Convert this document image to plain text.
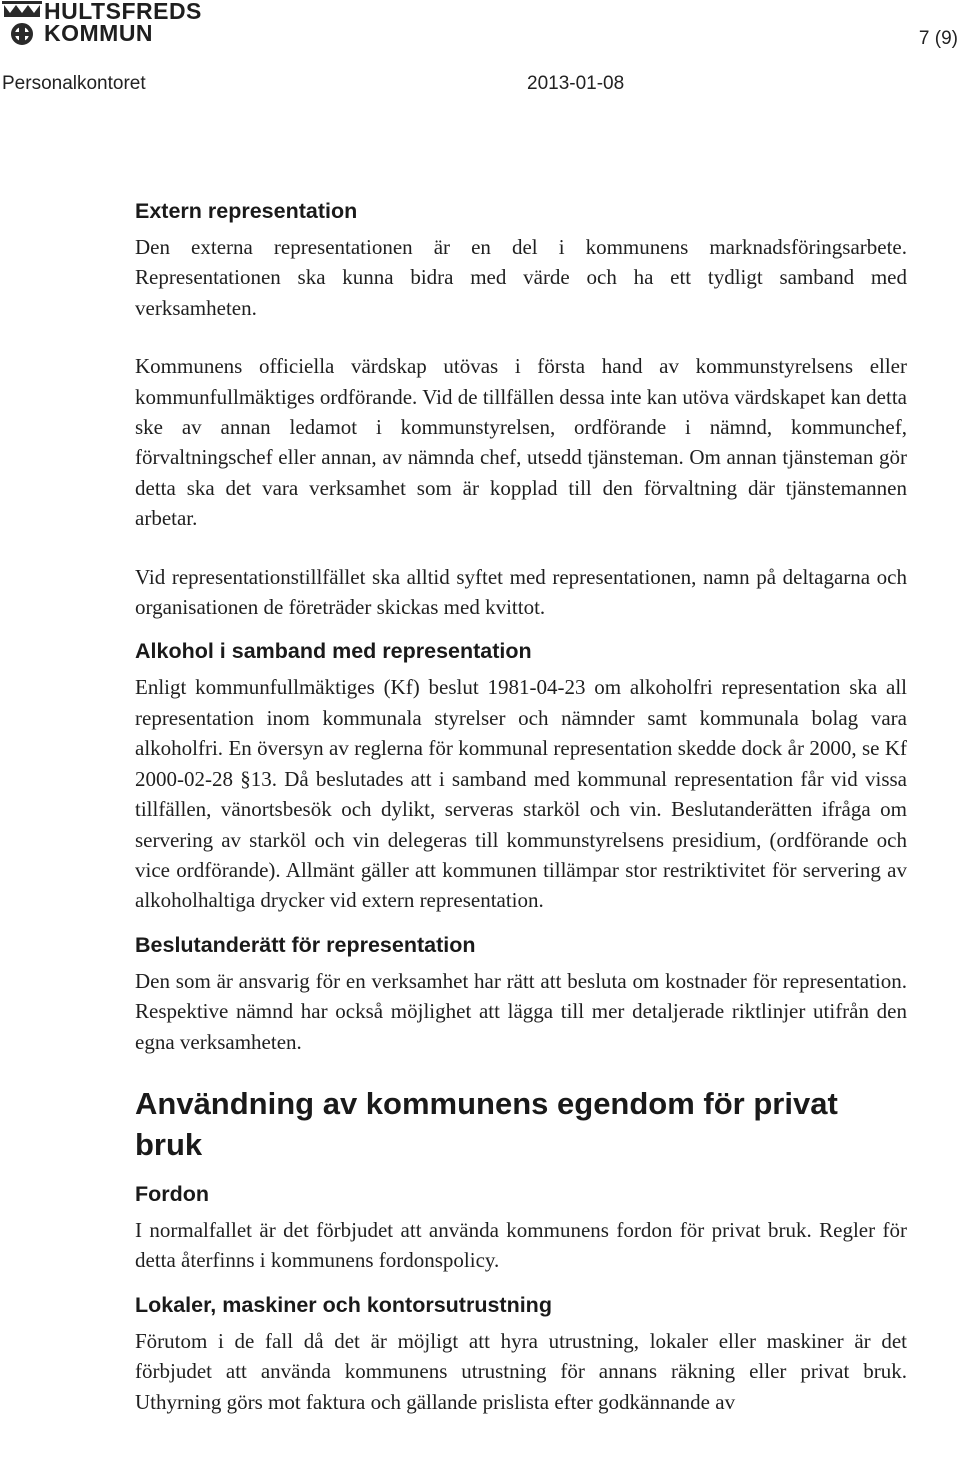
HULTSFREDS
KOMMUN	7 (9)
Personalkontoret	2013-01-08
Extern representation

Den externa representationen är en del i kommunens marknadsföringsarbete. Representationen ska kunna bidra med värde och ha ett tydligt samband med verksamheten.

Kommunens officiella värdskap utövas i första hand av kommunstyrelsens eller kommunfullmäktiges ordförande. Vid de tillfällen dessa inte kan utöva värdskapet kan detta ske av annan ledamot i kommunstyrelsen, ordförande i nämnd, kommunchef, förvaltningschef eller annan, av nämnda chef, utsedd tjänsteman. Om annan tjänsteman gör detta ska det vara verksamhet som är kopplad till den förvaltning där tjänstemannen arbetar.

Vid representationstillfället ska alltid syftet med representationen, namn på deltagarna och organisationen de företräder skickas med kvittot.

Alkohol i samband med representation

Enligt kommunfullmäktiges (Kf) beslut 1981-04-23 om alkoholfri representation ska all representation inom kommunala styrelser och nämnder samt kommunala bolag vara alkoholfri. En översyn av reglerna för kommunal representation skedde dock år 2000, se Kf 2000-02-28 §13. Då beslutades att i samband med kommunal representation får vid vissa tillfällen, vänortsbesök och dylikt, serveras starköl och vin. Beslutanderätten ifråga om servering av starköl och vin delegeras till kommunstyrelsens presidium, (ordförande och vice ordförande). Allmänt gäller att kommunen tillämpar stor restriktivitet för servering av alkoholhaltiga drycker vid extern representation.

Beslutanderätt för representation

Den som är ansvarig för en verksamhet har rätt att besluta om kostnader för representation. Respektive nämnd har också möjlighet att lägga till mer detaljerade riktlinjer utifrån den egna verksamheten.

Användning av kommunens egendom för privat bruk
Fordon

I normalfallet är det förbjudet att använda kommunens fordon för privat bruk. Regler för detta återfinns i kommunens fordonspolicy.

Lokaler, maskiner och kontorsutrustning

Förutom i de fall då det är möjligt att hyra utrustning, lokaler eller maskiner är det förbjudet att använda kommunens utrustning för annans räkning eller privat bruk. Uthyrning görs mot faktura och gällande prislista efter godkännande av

-- -- --

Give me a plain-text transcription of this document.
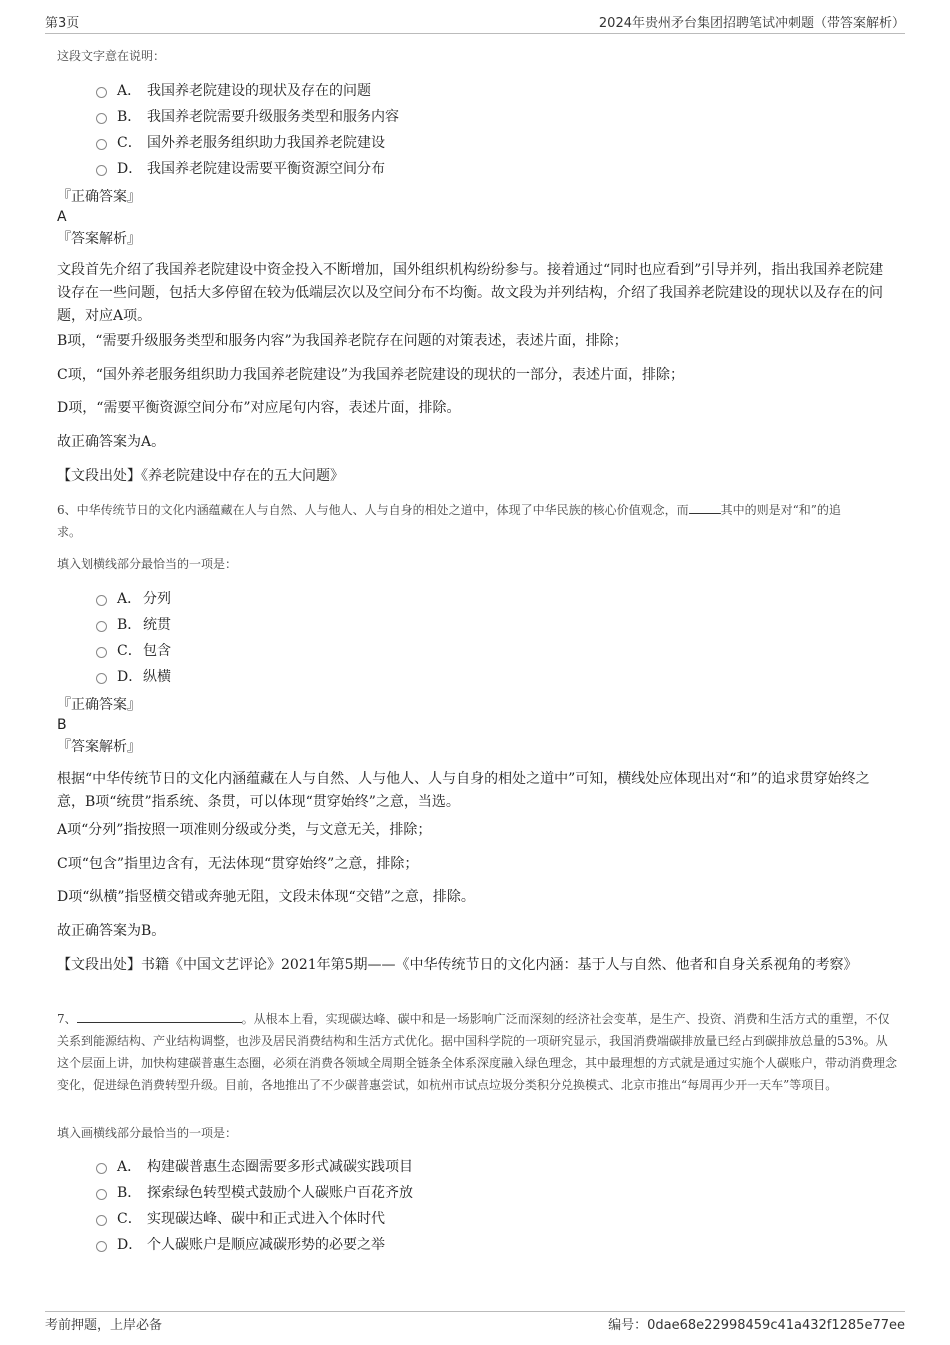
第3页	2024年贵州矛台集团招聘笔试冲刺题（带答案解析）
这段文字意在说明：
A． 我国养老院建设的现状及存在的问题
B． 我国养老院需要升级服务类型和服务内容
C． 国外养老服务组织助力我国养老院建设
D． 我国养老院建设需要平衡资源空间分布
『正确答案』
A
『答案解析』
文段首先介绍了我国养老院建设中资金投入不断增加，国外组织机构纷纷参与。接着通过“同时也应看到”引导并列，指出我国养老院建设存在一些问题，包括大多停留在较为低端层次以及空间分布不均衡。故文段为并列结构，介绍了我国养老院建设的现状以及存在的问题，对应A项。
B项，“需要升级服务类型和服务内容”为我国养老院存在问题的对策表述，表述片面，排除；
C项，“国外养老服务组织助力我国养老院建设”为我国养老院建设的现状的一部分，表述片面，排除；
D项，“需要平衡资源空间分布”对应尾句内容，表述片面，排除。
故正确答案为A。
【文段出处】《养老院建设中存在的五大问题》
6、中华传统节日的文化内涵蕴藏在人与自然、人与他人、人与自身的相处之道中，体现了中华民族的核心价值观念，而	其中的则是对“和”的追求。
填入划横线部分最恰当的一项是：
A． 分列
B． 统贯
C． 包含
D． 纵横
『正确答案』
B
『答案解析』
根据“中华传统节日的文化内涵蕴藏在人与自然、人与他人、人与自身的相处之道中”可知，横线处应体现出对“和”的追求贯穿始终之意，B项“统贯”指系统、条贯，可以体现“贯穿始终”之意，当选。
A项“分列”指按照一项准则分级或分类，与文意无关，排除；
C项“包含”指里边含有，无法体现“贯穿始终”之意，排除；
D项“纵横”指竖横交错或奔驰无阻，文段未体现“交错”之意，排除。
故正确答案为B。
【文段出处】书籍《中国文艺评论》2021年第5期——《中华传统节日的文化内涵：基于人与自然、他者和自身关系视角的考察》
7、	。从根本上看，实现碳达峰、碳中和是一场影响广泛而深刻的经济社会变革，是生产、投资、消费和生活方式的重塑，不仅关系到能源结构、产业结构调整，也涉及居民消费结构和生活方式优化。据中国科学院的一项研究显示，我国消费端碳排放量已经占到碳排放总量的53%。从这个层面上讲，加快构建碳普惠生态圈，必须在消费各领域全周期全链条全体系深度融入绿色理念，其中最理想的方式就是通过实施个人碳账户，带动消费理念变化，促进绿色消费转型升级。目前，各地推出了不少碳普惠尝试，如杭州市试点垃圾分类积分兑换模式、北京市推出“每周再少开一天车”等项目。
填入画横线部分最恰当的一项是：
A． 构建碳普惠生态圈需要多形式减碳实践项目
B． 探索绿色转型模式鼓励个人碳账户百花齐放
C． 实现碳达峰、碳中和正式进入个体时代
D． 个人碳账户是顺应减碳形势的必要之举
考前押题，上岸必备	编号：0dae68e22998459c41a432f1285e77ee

-- -- --

◆ **STATED EXERCISE**: Each line that has the word "bruk" should be copied.

◆ **EXERCISE SOLUTION**:
Användning av kommunens egendom för privat bruk
I normalfallet är det förbjudet att använda kommunens fordon för privat bruk. Regler för detta återfinns i kommunens fordonspolicy.
Förutom i de fall då det är möjligt att hyra utrustning, lokaler eller maskiner är det förbjudet att använda kommunens utrustning för annans räkning eller privat bruk. Uthyrning görs mot faktura och gällande prislista efter godkännande av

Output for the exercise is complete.